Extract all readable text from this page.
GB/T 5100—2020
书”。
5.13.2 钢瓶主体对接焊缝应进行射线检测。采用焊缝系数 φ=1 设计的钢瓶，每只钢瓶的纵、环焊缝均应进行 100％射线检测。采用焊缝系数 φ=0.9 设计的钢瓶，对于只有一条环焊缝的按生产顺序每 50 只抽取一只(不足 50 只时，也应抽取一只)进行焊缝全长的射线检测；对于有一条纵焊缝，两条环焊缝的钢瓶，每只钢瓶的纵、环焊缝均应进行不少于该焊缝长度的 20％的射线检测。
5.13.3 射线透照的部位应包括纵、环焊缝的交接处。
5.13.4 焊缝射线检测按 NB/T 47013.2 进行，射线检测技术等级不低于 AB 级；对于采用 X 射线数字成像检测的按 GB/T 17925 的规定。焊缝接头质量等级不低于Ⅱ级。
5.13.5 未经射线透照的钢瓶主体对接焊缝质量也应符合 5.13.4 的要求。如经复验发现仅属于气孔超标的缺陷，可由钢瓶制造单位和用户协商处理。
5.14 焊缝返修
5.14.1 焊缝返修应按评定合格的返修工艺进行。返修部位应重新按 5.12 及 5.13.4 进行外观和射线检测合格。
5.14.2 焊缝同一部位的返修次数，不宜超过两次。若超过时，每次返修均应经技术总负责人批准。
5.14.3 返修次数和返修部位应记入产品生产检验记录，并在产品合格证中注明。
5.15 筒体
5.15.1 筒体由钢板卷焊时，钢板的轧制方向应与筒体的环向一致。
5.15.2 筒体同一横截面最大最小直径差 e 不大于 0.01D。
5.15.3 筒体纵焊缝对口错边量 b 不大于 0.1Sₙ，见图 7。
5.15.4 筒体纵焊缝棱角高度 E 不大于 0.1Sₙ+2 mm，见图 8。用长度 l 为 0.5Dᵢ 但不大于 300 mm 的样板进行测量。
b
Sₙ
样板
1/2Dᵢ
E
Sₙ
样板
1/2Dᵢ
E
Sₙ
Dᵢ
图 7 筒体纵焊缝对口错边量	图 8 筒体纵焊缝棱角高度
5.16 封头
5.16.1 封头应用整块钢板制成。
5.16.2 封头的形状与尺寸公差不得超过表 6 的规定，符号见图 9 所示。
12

----------

**What you should do**
Write out the full listing, keeping every line exactly as it is.

**Answer**
Extract all readable text from this page.
GB/T 5100—2020
书”。
5.13.2 钢瓶主体对接焊缝应进行射线检测。采用焊缝系数 φ=1 设计的钢瓶，每只钢瓶的纵、环焊缝均应进行 100％射线检测。采用焊缝系数 φ=0.9 设计的钢瓶，对于只有一条环焊缝的按生产顺序每 50 只抽取一只(不足 50 只时，也应抽取一只)进行焊缝全长的射线检测；对于有一条纵焊缝，两条环焊缝的钢瓶，每只钢瓶的纵、环焊缝均应进行不少于该焊缝长度的 20％的射线检测。
5.13.3 射线透照的部位应包括纵、环焊缝的交接处。
5.13.4 焊缝射线检测按 NB/T 47013.2 进行，射线检测技术等级不低于 AB 级；对于采用 X 射线数字成像检测的按 GB/T 17925 的规定。焊缝接头质量等级不低于Ⅱ级。
5.13.5 未经射线透照的钢瓶主体对接焊缝质量也应符合 5.13.4 的要求。如经复验发现仅属于气孔超标的缺陷，可由钢瓶制造单位和用户协商处理。
5.14 焊缝返修
5.14.1 焊缝返修应按评定合格的返修工艺进行。返修部位应重新按 5.12 及 5.13.4 进行外观和射线检测合格。
5.14.2 焊缝同一部位的返修次数，不宜超过两次。若超过时，每次返修均应经技术总负责人批准。
5.14.3 返修次数和返修部位应记入产品生产检验记录，并在产品合格证中注明。
5.15 筒体
5.15.1 筒体由钢板卷焊时，钢板的轧制方向应与筒体的环向一致。
5.15.2 筒体同一横截面最大最小直径差 e 不大于 0.01D。
5.15.3 筒体纵焊缝对口错边量 b 不大于 0.1Sₙ，见图 7。
5.15.4 筒体纵焊缝棱角高度 E 不大于 0.1Sₙ+2 mm，见图 8。用长度 l 为 0.5Dᵢ 但不大于 300 mm 的样板进行测量。
b
Sₙ
样板
1/2Dᵢ
E
Sₙ
样板
1/2Dᵢ
E
Sₙ
Dᵢ
图 7 筒体纵焊缝对口错边量	图 8 筒体纵焊缝棱角高度
5.16 封头
5.16.1 封头应用整块钢板制成。
5.16.2 封头的形状与尺寸公差不得超过表 6 的规定，符号见图 9 所示。
12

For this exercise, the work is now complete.